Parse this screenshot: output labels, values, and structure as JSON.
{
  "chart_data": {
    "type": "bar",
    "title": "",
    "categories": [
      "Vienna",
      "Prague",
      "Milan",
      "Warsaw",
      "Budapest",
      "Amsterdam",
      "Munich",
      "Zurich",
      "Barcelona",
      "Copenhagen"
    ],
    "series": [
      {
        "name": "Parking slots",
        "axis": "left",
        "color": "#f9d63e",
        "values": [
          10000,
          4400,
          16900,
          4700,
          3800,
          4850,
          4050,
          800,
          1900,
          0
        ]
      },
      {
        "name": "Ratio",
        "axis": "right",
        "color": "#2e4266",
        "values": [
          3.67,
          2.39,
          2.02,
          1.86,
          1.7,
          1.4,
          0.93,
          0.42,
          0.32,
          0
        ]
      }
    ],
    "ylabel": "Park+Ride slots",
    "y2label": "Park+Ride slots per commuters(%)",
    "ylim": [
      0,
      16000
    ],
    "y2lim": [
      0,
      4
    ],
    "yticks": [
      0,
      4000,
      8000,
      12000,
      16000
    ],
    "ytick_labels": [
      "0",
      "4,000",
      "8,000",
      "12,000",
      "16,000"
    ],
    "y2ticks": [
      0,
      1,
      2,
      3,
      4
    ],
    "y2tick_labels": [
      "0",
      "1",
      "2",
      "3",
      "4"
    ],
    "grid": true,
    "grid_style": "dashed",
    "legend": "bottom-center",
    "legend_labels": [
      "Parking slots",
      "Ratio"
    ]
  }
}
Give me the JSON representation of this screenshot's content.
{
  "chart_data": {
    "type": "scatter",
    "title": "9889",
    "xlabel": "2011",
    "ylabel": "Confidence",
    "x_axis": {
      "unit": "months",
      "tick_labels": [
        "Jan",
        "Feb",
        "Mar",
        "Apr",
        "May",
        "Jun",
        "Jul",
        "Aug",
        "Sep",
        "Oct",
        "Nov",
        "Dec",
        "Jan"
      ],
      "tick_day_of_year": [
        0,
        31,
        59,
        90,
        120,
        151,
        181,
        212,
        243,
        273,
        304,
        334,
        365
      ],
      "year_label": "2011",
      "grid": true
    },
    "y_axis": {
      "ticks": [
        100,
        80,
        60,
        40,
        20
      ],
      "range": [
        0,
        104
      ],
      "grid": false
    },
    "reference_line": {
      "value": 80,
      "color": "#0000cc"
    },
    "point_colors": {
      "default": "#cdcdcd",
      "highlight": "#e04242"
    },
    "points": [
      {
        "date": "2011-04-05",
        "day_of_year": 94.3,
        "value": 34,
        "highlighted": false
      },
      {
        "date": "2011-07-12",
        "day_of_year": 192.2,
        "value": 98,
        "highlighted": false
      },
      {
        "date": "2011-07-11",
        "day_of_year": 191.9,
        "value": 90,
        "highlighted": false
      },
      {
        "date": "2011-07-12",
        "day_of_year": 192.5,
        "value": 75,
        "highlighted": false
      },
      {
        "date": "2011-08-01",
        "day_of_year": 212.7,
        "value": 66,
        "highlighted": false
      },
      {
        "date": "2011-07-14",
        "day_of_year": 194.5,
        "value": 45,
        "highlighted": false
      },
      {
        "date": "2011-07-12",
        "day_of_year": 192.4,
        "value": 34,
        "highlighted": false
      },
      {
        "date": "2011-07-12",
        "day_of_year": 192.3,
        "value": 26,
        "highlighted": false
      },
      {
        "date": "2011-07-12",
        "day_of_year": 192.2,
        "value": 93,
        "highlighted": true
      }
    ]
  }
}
--
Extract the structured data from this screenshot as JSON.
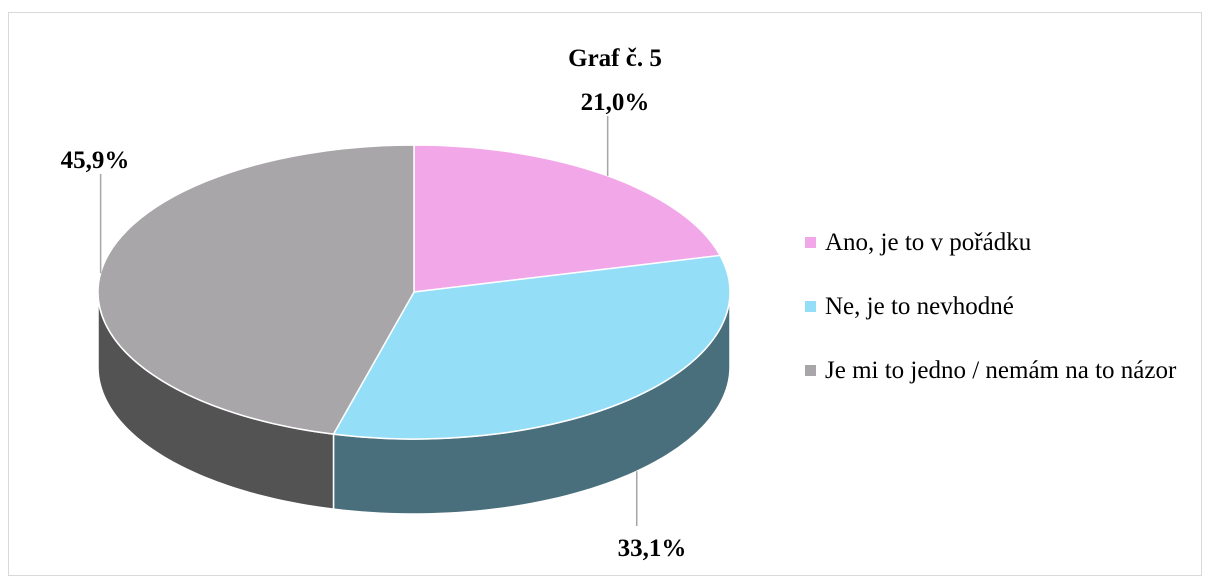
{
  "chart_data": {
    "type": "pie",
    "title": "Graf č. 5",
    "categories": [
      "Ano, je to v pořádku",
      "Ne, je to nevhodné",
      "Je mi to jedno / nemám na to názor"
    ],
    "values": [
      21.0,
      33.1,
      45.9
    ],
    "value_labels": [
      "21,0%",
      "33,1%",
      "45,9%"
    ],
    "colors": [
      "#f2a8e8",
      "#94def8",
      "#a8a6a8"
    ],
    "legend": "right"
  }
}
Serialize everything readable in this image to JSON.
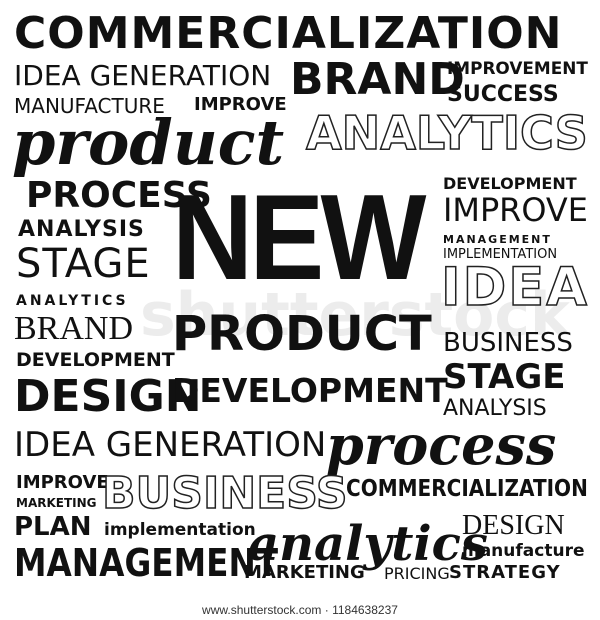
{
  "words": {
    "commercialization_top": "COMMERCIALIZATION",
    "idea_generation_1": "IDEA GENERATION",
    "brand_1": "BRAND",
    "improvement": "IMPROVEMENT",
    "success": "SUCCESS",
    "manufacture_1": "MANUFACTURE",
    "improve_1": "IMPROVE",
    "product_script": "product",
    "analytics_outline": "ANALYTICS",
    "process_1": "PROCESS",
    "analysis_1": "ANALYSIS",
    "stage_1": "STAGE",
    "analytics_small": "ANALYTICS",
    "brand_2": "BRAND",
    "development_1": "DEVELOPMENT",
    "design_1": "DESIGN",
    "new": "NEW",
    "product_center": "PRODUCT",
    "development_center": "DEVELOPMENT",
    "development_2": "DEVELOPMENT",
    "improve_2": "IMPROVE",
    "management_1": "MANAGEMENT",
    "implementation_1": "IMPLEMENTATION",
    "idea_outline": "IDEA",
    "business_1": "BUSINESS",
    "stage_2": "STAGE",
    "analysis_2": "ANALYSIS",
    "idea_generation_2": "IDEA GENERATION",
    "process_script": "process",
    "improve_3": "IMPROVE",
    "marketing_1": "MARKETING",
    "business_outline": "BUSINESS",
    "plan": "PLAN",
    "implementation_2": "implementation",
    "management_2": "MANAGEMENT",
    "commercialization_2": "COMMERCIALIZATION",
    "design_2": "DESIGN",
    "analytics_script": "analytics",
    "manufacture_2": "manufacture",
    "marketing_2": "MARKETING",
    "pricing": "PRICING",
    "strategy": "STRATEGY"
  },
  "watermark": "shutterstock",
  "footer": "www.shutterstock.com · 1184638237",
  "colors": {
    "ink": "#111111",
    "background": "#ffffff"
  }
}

- _EXERCISE DETAILS_
Using the listing above, show every line that includes the string "this".

- _EXERCISE RESPONSE_
Parse this screenshot: output labels, values, and structure as JSON.
Give me the JSON representation of this screenshot's content.
Extract the structured data from this screenshot as JSON.
Serialize everything readable in this image to JSON.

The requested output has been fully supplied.